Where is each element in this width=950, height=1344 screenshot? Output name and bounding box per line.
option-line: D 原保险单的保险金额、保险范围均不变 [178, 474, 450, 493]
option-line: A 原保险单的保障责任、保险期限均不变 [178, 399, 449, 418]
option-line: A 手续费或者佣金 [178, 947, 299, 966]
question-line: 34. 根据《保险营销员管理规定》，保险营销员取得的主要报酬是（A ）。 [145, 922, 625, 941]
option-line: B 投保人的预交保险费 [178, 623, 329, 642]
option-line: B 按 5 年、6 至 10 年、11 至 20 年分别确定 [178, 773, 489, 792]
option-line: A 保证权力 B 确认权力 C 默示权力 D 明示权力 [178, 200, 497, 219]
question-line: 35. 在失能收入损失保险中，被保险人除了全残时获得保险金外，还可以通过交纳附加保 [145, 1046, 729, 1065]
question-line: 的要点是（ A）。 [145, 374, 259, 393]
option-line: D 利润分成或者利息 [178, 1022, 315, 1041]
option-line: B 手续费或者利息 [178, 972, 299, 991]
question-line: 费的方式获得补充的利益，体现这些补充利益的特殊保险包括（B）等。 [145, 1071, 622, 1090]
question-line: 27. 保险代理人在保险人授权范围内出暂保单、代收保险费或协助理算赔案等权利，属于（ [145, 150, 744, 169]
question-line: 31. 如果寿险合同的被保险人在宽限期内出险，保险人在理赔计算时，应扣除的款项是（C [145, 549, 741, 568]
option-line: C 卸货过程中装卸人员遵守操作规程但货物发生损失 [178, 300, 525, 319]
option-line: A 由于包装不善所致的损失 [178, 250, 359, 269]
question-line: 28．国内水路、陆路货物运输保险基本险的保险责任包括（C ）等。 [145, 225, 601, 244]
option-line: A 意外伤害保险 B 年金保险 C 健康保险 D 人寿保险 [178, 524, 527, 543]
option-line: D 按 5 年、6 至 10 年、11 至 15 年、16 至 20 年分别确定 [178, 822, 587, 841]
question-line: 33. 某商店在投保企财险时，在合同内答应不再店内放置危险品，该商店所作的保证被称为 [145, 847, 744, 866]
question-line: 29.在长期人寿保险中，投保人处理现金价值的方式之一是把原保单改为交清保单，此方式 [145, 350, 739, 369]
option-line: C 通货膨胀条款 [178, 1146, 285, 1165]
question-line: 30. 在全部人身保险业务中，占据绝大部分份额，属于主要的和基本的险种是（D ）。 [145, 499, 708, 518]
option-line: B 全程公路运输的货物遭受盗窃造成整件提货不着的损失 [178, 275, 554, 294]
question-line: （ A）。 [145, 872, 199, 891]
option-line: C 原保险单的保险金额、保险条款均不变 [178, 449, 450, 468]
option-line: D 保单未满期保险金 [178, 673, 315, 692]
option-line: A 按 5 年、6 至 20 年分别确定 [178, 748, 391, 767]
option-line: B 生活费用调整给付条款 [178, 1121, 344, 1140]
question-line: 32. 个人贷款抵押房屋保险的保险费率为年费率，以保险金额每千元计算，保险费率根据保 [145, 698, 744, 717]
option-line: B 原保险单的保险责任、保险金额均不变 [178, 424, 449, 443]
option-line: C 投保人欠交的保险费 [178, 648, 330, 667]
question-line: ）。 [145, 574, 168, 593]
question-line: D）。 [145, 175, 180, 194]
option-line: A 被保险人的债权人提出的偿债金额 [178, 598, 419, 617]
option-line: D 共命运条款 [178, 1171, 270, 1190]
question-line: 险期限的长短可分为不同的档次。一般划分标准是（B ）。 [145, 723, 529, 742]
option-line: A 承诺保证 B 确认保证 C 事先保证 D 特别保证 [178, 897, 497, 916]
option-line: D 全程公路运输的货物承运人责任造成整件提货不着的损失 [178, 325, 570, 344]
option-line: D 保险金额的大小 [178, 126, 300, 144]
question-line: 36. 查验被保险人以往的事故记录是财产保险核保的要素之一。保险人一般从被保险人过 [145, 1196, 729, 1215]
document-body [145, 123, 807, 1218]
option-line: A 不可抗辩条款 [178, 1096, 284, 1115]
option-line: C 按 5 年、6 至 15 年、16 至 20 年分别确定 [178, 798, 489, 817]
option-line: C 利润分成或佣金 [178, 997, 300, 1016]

_ _ _

WRITTEN PROBLEM:
Edit the material above so that each occurrence of "option-line" becomes "choice-line", leaving all other text unchanged.

ANSWER TO THIS TASK:
Where is each element in this width=950, height=1344 screenshot? Output name and bounding box per line.
choice-line: D 原保险单的保险金额、保险范围均不变 [178, 474, 450, 493]
choice-line: A 原保险单的保障责任、保险期限均不变 [178, 399, 449, 418]
choice-line: A 手续费或者佣金 [178, 947, 299, 966]
question-line: 34. 根据《保险营销员管理规定》，保险营销员取得的主要报酬是（A ）。 [145, 922, 625, 941]
choice-line: B 投保人的预交保险费 [178, 623, 329, 642]
choice-line: B 按 5 年、6 至 10 年、11 至 20 年分别确定 [178, 773, 489, 792]
choice-line: A 保证权力 B 确认权力 C 默示权力 D 明示权力 [178, 200, 497, 219]
question-line: 35. 在失能收入损失保险中，被保险人除了全残时获得保险金外，还可以通过交纳附加保 [145, 1046, 729, 1065]
question-line: 的要点是（ A）。 [145, 374, 259, 393]
choice-line: D 利润分成或者利息 [178, 1022, 315, 1041]
choice-line: B 手续费或者利息 [178, 972, 299, 991]
question-line: 费的方式获得补充的利益，体现这些补充利益的特殊保险包括（B）等。 [145, 1071, 622, 1090]
question-line: 27. 保险代理人在保险人授权范围内出暂保单、代收保险费或协助理算赔案等权利，属于（ [145, 150, 744, 169]
question-line: 31. 如果寿险合同的被保险人在宽限期内出险，保险人在理赔计算时，应扣除的款项是（C [145, 549, 741, 568]
choice-line: C 卸货过程中装卸人员遵守操作规程但货物发生损失 [178, 300, 525, 319]
choice-line: A 由于包装不善所致的损失 [178, 250, 359, 269]
question-line: 28．国内水路、陆路货物运输保险基本险的保险责任包括（C ）等。 [145, 225, 601, 244]
choice-line: A 意外伤害保险 B 年金保险 C 健康保险 D 人寿保险 [178, 524, 527, 543]
choice-line: D 按 5 年、6 至 10 年、11 至 15 年、16 至 20 年分别确定 [178, 822, 587, 841]
question-line: 33. 某商店在投保企财险时，在合同内答应不再店内放置危险品，该商店所作的保证被称为 [145, 847, 744, 866]
question-line: 29.在长期人寿保险中，投保人处理现金价值的方式之一是把原保单改为交清保单，此方式 [145, 350, 739, 369]
choice-line: C 通货膨胀条款 [178, 1146, 285, 1165]
question-line: 30. 在全部人身保险业务中，占据绝大部分份额，属于主要的和基本的险种是（D ）。 [145, 499, 708, 518]
choice-line: B 全程公路运输的货物遭受盗窃造成整件提货不着的损失 [178, 275, 554, 294]
question-line: （ A）。 [145, 872, 199, 891]
choice-line: C 原保险单的保险金额、保险条款均不变 [178, 449, 450, 468]
choice-line: D 保单未满期保险金 [178, 673, 315, 692]
choice-line: A 按 5 年、6 至 20 年分别确定 [178, 748, 391, 767]
choice-line: B 生活费用调整给付条款 [178, 1121, 344, 1140]
question-line: 32. 个人贷款抵押房屋保险的保险费率为年费率，以保险金额每千元计算，保险费率根据保 [145, 698, 744, 717]
choice-line: B 原保险单的保险责任、保险金额均不变 [178, 424, 449, 443]
choice-line: C 投保人欠交的保险费 [178, 648, 330, 667]
question-line: ）。 [145, 574, 168, 593]
question-line: D）。 [145, 175, 180, 194]
choice-line: A 被保险人的债权人提出的偿债金额 [178, 598, 419, 617]
choice-line: D 共命运条款 [178, 1171, 270, 1190]
question-line: 险期限的长短可分为不同的档次。一般划分标准是（B ）。 [145, 723, 529, 742]
choice-line: A 承诺保证 B 确认保证 C 事先保证 D 特别保证 [178, 897, 497, 916]
choice-line: D 全程公路运输的货物承运人责任造成整件提货不着的损失 [178, 325, 570, 344]
choice-line: D 保险金额的大小 [178, 126, 300, 144]
question-line: 36. 查验被保险人以往的事故记录是财产保险核保的要素之一。保险人一般从被保险人过 [145, 1196, 729, 1215]
document-body [145, 123, 807, 1218]
choice-line: A 不可抗辩条款 [178, 1096, 284, 1115]
choice-line: C 按 5 年、6 至 15 年、16 至 20 年分别确定 [178, 798, 489, 817]
choice-line: C 利润分成或佣金 [178, 997, 300, 1016]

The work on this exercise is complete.